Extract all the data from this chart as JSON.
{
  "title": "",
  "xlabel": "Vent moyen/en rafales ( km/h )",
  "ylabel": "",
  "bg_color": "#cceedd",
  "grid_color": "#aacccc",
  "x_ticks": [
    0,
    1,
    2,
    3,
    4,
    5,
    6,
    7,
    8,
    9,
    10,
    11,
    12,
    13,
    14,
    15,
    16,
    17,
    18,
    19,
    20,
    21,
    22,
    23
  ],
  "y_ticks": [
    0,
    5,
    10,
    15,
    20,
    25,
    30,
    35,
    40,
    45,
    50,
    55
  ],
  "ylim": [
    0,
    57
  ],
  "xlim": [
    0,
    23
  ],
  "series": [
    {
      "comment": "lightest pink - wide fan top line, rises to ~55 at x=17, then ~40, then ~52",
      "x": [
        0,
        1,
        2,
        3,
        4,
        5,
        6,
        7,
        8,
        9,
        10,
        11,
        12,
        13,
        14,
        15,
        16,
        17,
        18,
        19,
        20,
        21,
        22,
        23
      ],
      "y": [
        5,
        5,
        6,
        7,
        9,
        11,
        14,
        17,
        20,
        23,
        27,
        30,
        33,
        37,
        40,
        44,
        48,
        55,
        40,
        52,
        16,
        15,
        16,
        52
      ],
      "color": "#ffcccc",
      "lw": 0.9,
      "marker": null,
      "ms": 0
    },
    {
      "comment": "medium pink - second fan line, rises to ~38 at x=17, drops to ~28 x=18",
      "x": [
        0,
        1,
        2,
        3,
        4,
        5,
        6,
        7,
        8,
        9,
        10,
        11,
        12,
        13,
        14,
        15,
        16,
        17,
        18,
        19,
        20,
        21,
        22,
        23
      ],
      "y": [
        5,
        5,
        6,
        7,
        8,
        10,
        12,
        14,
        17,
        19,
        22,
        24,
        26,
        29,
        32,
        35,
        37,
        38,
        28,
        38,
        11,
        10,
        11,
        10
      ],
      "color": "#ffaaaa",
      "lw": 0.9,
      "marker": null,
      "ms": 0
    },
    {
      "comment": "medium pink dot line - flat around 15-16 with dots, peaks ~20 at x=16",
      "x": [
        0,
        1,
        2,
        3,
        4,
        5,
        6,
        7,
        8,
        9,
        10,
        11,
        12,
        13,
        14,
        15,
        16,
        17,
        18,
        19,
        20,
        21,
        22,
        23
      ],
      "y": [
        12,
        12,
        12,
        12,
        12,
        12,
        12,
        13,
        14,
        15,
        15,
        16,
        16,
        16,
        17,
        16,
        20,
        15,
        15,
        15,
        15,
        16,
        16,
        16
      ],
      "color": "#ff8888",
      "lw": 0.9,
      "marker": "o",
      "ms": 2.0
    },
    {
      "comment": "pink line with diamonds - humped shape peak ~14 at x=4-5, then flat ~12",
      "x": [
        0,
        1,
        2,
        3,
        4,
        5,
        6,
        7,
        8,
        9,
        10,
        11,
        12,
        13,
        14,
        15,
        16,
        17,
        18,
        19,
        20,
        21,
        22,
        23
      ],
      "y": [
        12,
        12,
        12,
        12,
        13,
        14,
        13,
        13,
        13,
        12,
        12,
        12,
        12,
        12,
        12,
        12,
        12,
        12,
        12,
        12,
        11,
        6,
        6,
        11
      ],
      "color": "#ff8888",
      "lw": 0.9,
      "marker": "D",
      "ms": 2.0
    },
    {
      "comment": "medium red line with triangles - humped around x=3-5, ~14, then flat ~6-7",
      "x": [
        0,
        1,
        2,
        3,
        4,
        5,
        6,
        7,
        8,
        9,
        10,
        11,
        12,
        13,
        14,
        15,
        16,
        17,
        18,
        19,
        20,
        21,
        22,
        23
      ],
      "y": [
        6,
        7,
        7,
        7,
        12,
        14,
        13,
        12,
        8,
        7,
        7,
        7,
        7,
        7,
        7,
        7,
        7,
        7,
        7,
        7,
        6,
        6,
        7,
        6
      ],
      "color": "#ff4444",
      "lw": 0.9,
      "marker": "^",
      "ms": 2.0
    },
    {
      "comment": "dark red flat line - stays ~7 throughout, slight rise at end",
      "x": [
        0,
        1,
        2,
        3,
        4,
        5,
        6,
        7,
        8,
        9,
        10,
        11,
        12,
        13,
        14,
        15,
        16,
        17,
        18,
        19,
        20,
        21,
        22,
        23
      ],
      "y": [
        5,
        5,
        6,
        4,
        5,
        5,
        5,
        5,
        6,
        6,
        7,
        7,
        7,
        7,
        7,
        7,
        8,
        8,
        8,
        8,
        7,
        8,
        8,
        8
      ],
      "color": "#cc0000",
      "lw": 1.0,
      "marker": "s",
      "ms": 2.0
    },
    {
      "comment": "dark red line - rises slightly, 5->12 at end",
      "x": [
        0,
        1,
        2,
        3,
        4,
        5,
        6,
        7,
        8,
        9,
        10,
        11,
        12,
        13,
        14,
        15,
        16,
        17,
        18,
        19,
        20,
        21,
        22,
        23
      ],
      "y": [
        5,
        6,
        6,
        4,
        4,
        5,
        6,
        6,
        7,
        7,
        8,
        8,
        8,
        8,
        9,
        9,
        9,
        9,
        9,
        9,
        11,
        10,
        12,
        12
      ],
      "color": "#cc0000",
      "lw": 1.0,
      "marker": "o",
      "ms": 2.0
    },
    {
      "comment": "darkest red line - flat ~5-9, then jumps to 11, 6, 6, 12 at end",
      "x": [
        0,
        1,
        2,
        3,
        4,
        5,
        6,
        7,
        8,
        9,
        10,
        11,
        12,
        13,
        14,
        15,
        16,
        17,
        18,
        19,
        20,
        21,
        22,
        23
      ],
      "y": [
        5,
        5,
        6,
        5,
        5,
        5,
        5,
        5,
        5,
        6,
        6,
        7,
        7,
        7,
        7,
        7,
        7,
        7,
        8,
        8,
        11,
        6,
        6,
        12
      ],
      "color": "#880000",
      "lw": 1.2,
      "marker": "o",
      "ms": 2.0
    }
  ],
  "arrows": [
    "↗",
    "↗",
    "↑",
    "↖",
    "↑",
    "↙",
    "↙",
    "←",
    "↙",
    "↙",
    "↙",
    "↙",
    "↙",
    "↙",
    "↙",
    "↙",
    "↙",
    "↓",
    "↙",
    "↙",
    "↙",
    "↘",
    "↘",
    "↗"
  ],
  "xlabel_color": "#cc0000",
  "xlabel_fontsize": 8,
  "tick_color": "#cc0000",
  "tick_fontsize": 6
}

___

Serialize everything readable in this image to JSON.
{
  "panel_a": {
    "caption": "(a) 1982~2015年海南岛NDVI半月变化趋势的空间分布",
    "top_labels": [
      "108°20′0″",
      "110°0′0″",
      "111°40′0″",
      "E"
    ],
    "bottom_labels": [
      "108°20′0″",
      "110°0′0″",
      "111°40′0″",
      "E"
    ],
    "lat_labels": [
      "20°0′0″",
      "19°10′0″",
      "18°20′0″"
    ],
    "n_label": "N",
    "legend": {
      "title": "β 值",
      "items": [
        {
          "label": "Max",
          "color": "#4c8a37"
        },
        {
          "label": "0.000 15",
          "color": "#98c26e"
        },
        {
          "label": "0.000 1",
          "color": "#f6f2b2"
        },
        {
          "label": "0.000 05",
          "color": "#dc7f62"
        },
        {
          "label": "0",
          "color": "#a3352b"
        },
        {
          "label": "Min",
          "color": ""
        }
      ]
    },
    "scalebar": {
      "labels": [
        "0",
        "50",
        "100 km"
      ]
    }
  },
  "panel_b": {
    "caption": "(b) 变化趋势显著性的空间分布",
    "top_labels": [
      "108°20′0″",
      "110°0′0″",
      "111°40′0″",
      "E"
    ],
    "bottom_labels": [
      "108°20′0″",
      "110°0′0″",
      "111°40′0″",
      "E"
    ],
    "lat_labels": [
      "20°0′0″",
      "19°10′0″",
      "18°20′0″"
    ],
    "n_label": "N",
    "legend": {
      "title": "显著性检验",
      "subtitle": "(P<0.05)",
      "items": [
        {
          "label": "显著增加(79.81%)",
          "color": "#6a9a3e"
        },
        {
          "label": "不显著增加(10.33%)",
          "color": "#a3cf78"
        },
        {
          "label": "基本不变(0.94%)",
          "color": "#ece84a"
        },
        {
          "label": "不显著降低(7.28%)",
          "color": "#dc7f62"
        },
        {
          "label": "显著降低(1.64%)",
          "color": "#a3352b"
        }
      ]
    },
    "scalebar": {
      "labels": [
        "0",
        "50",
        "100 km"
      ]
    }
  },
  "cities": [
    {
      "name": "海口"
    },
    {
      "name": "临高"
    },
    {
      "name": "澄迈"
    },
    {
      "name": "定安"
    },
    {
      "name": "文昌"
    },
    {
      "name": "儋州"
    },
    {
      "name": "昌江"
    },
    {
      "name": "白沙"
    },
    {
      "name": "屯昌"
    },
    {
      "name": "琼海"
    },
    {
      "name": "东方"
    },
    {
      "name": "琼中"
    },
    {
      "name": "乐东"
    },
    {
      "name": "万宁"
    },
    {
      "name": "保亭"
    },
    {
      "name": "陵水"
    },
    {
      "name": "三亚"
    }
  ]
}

___

» **Job**
Copy all lines of the material above where the string "JSON" occurs.

» **Full answer**
Extract all the data from this chart as JSON.
Serialize everything readable in this image to JSON.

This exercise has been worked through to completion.